→ Stated task:
Go through the data below and copy it exactly, skipping every picture.

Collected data
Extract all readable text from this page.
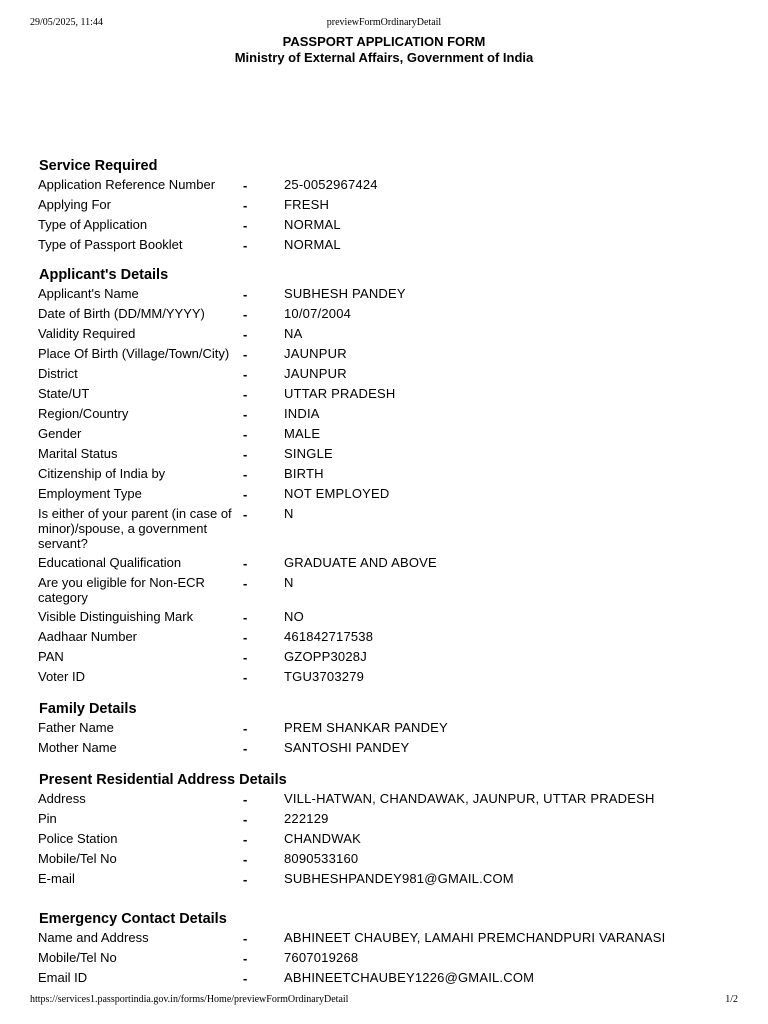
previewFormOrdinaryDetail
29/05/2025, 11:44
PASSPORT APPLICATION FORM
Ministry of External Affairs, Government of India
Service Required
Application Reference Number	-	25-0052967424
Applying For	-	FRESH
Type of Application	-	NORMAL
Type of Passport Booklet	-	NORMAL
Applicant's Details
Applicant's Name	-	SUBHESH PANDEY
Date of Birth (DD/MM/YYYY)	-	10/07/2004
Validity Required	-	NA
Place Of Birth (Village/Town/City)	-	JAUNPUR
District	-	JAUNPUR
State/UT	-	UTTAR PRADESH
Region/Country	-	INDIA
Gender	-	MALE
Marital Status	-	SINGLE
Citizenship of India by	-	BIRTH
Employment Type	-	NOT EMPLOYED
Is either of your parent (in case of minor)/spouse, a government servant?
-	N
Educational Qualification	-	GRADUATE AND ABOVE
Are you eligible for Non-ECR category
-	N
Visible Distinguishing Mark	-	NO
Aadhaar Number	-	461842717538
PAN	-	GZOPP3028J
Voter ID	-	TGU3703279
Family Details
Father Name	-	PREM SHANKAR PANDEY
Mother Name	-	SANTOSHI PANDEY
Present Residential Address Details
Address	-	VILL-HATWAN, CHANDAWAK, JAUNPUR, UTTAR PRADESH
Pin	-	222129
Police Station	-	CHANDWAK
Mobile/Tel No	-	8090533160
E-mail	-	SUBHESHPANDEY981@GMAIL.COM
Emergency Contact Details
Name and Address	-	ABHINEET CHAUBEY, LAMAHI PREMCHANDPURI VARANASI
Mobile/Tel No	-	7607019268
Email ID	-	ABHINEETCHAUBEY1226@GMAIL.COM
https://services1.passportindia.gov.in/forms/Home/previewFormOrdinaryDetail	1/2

→ Solution:
Extract all readable text from this page.
previewFormOrdinaryDetail
29/05/2025, 11:44
PASSPORT APPLICATION FORM
Ministry of External Affairs, Government of India
Service Required
Application Reference Number	-	25-0052967424
Applying For	-	FRESH
Type of Application	-	NORMAL
Type of Passport Booklet	-	NORMAL
Applicant's Details
Applicant's Name	-	SUBHESH PANDEY
Date of Birth (DD/MM/YYYY)	-	10/07/2004
Validity Required	-	NA
Place Of Birth (Village/Town/City)	-	JAUNPUR
District	-	JAUNPUR
State/UT	-	UTTAR PRADESH
Region/Country	-	INDIA
Gender	-	MALE
Marital Status	-	SINGLE
Citizenship of India by	-	BIRTH
Employment Type	-	NOT EMPLOYED
Is either of your parent (in case of minor)/spouse, a government servant?
-	N
Educational Qualification	-	GRADUATE AND ABOVE
Are you eligible for Non-ECR category
-	N
Visible Distinguishing Mark	-	NO
Aadhaar Number	-	461842717538
PAN	-	GZOPP3028J
Voter ID	-	TGU3703279
Family Details
Father Name	-	PREM SHANKAR PANDEY
Mother Name	-	SANTOSHI PANDEY
Present Residential Address Details
Address	-	VILL-HATWAN, CHANDAWAK, JAUNPUR, UTTAR PRADESH
Pin	-	222129
Police Station	-	CHANDWAK
Mobile/Tel No	-	8090533160
E-mail	-	SUBHESHPANDEY981@GMAIL.COM
Emergency Contact Details
Name and Address	-	ABHINEET CHAUBEY, LAMAHI PREMCHANDPURI VARANASI
Mobile/Tel No	-	7607019268
Email ID	-	ABHINEETCHAUBEY1226@GMAIL.COM
https://services1.passportindia.gov.in/forms/Home/previewFormOrdinaryDetail	1/2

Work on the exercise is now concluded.